Brief: Copy out all the records, word for word.

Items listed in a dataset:
==================================================
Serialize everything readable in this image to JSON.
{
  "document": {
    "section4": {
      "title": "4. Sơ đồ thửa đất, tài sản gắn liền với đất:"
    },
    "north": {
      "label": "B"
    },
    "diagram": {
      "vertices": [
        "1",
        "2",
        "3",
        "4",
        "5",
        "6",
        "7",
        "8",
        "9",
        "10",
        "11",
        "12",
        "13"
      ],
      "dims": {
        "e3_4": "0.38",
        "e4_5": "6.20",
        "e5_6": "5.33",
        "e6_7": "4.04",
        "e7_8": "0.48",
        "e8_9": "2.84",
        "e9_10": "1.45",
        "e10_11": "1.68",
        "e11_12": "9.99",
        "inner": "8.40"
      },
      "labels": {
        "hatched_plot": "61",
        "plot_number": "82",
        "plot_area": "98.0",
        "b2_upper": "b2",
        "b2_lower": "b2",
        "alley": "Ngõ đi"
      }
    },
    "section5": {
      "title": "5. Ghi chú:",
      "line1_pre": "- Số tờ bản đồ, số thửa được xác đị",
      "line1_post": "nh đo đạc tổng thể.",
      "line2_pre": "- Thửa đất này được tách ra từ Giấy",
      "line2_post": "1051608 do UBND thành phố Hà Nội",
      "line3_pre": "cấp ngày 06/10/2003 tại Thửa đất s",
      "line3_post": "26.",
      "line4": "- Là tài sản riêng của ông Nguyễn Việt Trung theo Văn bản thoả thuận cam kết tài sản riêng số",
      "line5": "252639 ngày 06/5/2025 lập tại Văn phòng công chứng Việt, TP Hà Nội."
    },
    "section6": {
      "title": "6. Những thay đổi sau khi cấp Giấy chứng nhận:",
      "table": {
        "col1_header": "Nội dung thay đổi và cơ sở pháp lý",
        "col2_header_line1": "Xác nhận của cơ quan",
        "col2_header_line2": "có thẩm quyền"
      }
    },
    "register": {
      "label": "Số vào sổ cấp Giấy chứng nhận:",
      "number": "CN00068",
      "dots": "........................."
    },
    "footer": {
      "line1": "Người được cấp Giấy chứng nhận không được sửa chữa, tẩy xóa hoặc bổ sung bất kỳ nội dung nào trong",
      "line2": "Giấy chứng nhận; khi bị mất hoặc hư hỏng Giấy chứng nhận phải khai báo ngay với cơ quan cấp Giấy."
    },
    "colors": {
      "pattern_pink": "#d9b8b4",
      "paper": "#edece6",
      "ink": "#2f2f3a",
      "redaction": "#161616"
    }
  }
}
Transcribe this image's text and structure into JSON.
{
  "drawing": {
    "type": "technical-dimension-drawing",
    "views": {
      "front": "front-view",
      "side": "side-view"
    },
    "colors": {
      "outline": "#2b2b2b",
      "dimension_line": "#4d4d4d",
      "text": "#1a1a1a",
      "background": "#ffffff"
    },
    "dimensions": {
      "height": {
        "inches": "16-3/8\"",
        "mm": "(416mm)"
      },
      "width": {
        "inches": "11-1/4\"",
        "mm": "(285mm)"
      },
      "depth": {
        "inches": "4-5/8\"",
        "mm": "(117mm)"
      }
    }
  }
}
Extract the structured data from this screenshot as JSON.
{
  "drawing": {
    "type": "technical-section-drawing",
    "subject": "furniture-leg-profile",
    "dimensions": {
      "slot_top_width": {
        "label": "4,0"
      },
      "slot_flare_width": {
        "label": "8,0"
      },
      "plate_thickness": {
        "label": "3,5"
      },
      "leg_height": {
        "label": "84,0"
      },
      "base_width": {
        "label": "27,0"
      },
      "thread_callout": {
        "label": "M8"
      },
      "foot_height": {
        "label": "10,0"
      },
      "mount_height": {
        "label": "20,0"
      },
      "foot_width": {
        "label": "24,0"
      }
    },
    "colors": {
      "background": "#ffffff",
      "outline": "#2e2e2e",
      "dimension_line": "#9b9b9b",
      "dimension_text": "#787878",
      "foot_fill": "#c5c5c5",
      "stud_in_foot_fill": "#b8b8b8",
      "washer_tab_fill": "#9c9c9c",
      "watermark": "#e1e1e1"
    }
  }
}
==================================================
Answer for this exercise:
Serialize everything readable in this image to JSON.
{
  "document": {
    "section4": {
      "title": "4. Sơ đồ thửa đất, tài sản gắn liền với đất:"
    },
    "north": {
      "label": "B"
    },
    "diagram": {
      "vertices": [
        "1",
        "2",
        "3",
        "4",
        "5",
        "6",
        "7",
        "8",
        "9",
        "10",
        "11",
        "12",
        "13"
      ],
      "dims": {
        "e3_4": "0.38",
        "e4_5": "6.20",
        "e5_6": "5.33",
        "e6_7": "4.04",
        "e7_8": "0.48",
        "e8_9": "2.84",
        "e9_10": "1.45",
        "e10_11": "1.68",
        "e11_12": "9.99",
        "inner": "8.40"
      },
      "labels": {
        "hatched_plot": "61",
        "plot_number": "82",
        "plot_area": "98.0",
        "b2_upper": "b2",
        "b2_lower": "b2",
        "alley": "Ngõ đi"
      }
    },
    "section5": {
      "title": "5. Ghi chú:",
      "line1_pre": "- Số tờ bản đồ, số thửa được xác đị",
      "line1_post": "nh đo đạc tổng thể.",
      "line2_pre": "- Thửa đất này được tách ra từ Giấy",
      "line2_post": "1051608 do UBND thành phố Hà Nội",
      "line3_pre": "cấp ngày 06/10/2003 tại Thửa đất s",
      "line3_post": "26.",
      "line4": "- Là tài sản riêng của ông Nguyễn Việt Trung theo Văn bản thoả thuận cam kết tài sản riêng số",
      "line5": "252639 ngày 06/5/2025 lập tại Văn phòng công chứng Việt, TP Hà Nội."
    },
    "section6": {
      "title": "6. Những thay đổi sau khi cấp Giấy chứng nhận:",
      "table": {
        "col1_header": "Nội dung thay đổi và cơ sở pháp lý",
        "col2_header_line1": "Xác nhận của cơ quan",
        "col2_header_line2": "có thẩm quyền"
      }
    },
    "register": {
      "label": "Số vào sổ cấp Giấy chứng nhận:",
      "number": "CN00068",
      "dots": "........................."
    },
    "footer": {
      "line1": "Người được cấp Giấy chứng nhận không được sửa chữa, tẩy xóa hoặc bổ sung bất kỳ nội dung nào trong",
      "line2": "Giấy chứng nhận; khi bị mất hoặc hư hỏng Giấy chứng nhận phải khai báo ngay với cơ quan cấp Giấy."
    },
    "colors": {
      "pattern_pink": "#d9b8b4",
      "paper": "#edece6",
      "ink": "#2f2f3a",
      "redaction": "#161616"
    }
  }
}
Transcribe this image's text and structure into JSON.
{
  "drawing": {
    "type": "technical-dimension-drawing",
    "views": {
      "front": "front-view",
      "side": "side-view"
    },
    "colors": {
      "outline": "#2b2b2b",
      "dimension_line": "#4d4d4d",
      "text": "#1a1a1a",
      "background": "#ffffff"
    },
    "dimensions": {
      "height": {
        "inches": "16-3/8\"",
        "mm": "(416mm)"
      },
      "width": {
        "inches": "11-1/4\"",
        "mm": "(285mm)"
      },
      "depth": {
        "inches": "4-5/8\"",
        "mm": "(117mm)"
      }
    }
  }
}
Extract the structured data from this screenshot as JSON.
{
  "drawing": {
    "type": "technical-section-drawing",
    "subject": "furniture-leg-profile",
    "dimensions": {
      "slot_top_width": {
        "label": "4,0"
      },
      "slot_flare_width": {
        "label": "8,0"
      },
      "plate_thickness": {
        "label": "3,5"
      },
      "leg_height": {
        "label": "84,0"
      },
      "base_width": {
        "label": "27,0"
      },
      "thread_callout": {
        "label": "M8"
      },
      "foot_height": {
        "label": "10,0"
      },
      "mount_height": {
        "label": "20,0"
      },
      "foot_width": {
        "label": "24,0"
      }
    },
    "colors": {
      "background": "#ffffff",
      "outline": "#2e2e2e",
      "dimension_line": "#9b9b9b",
      "dimension_text": "#787878",
      "foot_fill": "#c5c5c5",
      "stud_in_foot_fill": "#b8b8b8",
      "washer_tab_fill": "#9c9c9c",
      "watermark": "#e1e1e1"
    }
  }
}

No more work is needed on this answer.